### EXERCISE TASK
Search the material below for the string "background" and extract each line that has it.

### LISTED RECORDS
----

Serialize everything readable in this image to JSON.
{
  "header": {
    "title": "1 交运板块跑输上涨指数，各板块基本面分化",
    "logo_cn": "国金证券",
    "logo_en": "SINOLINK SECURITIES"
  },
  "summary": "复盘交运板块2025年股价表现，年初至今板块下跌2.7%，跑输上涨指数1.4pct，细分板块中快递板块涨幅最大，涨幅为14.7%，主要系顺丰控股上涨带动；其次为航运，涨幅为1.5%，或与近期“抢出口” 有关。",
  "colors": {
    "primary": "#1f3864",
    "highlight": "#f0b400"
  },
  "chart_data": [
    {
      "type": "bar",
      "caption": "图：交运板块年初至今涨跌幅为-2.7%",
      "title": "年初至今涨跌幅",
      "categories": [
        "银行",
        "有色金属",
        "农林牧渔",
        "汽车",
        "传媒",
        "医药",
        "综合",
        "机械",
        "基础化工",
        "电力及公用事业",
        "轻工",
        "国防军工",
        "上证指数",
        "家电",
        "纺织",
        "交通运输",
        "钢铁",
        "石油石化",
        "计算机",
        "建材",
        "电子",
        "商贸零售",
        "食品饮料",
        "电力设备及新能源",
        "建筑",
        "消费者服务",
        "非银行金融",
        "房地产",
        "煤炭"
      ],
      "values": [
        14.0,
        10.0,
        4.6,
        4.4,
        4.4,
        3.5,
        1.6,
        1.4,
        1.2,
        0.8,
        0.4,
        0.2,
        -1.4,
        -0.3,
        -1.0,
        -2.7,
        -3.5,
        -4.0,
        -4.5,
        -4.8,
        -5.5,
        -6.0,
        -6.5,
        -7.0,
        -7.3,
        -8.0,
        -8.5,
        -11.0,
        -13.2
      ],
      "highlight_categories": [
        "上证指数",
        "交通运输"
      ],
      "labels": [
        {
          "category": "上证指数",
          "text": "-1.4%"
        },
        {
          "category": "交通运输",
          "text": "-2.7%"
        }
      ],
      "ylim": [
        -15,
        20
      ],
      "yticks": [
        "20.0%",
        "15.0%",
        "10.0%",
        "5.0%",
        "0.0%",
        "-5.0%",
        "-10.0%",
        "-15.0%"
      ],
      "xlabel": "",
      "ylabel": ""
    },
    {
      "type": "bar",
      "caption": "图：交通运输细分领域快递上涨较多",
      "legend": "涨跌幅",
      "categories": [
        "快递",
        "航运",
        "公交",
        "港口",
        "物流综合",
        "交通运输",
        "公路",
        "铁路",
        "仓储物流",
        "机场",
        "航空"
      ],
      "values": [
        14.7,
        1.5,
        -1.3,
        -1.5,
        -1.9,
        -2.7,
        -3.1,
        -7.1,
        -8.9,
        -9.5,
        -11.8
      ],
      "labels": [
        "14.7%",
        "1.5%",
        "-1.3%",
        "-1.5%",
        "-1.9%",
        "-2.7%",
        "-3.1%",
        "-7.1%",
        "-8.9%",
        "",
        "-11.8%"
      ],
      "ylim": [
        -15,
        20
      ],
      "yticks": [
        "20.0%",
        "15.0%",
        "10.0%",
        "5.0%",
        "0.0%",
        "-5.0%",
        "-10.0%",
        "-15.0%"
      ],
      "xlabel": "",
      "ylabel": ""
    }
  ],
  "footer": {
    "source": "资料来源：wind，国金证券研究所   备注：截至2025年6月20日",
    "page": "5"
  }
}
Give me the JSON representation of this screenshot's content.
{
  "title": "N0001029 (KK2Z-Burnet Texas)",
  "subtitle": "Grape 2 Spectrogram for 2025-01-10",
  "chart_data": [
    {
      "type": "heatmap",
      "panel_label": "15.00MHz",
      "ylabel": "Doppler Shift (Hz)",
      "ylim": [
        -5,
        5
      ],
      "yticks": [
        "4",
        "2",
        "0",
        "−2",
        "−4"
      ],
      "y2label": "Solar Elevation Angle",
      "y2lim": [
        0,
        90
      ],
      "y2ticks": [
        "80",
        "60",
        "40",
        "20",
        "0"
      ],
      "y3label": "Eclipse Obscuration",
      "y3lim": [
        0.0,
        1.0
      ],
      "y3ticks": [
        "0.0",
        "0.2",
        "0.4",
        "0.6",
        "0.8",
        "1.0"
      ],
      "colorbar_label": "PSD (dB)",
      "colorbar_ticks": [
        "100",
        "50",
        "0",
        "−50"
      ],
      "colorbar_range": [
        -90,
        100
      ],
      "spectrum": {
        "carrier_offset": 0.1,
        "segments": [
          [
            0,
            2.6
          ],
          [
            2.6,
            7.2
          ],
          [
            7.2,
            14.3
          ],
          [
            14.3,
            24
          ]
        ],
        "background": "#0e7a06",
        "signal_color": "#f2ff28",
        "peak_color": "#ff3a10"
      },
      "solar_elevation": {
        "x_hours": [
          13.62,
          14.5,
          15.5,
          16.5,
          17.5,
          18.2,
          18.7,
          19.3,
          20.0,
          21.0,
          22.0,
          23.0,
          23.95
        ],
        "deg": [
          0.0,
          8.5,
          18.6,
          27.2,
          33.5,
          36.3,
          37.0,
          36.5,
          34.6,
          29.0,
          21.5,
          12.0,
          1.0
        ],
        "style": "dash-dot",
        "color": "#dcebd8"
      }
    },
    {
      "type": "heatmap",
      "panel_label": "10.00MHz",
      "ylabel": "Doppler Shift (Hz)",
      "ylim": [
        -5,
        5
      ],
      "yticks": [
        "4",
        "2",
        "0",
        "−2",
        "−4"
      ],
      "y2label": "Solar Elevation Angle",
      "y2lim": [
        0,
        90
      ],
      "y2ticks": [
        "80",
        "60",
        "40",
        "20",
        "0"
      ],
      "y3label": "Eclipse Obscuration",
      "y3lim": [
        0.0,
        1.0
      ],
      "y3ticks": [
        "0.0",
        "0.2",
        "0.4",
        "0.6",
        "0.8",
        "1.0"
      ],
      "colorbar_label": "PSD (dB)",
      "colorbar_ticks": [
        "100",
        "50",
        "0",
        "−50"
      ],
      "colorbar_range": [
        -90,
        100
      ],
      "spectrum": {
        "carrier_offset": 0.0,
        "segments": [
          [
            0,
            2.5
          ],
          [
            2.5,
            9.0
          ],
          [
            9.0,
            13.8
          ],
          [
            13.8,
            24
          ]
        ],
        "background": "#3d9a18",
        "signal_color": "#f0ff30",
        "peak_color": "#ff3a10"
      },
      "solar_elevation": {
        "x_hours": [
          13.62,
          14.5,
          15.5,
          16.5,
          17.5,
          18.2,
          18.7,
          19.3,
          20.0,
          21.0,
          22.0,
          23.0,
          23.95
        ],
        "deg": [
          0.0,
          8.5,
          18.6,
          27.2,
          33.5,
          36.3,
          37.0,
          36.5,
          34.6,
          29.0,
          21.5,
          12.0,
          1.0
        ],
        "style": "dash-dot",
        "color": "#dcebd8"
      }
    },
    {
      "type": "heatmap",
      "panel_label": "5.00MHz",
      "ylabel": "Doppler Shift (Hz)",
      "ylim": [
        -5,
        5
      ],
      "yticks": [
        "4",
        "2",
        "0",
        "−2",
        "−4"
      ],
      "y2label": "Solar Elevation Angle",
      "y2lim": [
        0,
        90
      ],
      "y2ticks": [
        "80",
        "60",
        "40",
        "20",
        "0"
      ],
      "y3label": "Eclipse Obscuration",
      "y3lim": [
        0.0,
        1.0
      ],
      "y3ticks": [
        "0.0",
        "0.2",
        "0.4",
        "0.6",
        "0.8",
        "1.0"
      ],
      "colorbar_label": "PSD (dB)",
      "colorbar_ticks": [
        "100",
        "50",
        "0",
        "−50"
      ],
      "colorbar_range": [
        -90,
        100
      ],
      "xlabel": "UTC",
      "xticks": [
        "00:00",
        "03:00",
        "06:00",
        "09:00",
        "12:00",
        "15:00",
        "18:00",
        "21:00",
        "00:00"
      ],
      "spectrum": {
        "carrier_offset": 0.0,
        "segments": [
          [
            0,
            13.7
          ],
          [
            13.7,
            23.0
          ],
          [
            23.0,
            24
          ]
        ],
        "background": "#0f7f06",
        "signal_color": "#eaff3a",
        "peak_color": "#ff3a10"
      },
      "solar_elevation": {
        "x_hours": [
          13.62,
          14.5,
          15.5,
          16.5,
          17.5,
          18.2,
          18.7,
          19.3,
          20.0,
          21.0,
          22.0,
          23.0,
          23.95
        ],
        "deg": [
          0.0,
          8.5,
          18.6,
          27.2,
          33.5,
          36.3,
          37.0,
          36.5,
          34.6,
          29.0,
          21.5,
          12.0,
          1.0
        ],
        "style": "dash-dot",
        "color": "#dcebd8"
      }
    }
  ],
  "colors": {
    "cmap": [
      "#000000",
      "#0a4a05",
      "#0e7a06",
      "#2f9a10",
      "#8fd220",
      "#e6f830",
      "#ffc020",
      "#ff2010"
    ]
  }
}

----

### OUTPUT
        "background": "#0e7a06",
        "background": "#3d9a18",
        "background": "#0f7f06",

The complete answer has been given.